WHAT IS ASKED: Look for the string "được" in every line, and copy each line that has it.

**** THE RECORDS ****

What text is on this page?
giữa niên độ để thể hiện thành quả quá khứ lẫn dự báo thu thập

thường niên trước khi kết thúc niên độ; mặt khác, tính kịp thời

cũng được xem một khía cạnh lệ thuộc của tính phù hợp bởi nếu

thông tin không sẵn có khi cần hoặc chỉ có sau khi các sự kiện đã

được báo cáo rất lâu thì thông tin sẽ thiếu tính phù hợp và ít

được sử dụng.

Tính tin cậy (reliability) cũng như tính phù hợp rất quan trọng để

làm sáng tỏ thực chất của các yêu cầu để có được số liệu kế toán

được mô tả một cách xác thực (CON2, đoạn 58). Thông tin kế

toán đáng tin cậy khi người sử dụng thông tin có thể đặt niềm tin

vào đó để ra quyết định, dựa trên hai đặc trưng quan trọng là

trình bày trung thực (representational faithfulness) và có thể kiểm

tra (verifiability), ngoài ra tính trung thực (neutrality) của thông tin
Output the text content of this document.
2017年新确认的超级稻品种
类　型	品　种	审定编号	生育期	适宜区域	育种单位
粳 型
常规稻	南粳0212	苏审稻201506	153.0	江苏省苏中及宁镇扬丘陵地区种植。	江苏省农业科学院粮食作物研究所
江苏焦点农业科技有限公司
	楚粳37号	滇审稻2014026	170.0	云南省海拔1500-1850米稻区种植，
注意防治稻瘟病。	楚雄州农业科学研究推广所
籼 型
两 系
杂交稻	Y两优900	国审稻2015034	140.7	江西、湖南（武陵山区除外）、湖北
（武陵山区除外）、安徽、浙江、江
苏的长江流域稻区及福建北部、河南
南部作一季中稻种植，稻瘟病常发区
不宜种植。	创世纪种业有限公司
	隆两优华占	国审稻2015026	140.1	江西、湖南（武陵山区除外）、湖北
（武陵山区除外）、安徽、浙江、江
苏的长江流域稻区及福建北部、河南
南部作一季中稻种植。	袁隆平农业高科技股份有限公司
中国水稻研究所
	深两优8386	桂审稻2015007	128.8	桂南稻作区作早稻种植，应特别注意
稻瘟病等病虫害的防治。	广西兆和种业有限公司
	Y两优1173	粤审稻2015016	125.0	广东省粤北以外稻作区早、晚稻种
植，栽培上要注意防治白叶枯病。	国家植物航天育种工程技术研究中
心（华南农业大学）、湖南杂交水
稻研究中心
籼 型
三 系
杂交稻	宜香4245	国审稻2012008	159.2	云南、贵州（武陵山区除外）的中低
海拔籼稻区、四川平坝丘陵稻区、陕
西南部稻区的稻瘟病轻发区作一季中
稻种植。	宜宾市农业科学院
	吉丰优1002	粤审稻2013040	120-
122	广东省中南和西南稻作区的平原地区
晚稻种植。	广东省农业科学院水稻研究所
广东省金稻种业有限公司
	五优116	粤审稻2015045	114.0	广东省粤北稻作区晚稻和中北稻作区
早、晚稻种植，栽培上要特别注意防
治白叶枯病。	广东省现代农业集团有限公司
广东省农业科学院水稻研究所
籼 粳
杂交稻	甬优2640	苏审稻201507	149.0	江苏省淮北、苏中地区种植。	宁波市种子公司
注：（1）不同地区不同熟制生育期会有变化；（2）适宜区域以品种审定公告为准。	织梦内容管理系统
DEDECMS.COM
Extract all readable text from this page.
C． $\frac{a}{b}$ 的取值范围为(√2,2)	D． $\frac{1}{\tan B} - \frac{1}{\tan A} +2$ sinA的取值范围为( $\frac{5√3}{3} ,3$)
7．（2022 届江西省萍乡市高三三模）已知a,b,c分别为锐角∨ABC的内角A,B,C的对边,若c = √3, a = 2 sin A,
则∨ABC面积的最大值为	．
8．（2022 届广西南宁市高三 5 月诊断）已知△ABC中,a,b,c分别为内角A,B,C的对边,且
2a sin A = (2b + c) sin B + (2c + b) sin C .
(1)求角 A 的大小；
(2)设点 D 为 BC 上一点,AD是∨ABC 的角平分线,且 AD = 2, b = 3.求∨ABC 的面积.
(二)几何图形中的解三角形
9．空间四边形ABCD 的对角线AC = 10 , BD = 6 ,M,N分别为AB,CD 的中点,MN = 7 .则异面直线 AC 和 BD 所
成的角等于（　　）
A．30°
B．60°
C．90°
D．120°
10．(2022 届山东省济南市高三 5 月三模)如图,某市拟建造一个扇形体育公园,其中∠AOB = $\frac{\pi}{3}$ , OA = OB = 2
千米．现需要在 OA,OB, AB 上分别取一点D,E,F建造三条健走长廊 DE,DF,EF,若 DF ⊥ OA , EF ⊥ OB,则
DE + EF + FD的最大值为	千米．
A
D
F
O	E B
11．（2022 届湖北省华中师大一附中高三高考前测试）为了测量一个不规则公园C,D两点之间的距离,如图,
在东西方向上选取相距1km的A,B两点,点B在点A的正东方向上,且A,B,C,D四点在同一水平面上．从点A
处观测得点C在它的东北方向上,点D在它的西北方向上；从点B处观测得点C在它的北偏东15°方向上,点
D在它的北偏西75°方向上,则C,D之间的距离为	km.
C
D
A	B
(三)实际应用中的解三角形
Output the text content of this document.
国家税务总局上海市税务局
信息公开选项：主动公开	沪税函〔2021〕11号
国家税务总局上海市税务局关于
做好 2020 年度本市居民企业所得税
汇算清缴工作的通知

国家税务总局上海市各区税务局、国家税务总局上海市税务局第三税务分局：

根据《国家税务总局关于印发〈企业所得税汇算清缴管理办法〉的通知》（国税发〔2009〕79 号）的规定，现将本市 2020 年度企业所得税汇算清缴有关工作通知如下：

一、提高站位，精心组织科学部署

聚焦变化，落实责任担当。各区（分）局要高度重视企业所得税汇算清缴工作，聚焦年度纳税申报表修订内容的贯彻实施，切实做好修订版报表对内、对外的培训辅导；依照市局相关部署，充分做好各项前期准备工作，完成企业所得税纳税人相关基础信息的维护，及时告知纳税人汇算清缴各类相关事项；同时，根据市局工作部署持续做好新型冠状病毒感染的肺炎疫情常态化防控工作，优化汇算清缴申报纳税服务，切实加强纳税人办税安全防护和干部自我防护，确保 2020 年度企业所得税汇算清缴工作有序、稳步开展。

****

REPLY:
cũng được xem một khía cạnh lệ thuộc của tính phù hợp bởi nếu
được báo cáo rất lâu thì thông tin sẽ thiếu tính phù hợp và ít
được sử dụng.
làm sáng tỏ thực chất của các yêu cầu để có được số liệu kế toán
được mô tả một cách xác thực (CON2, đoạn 58). Thông tin kế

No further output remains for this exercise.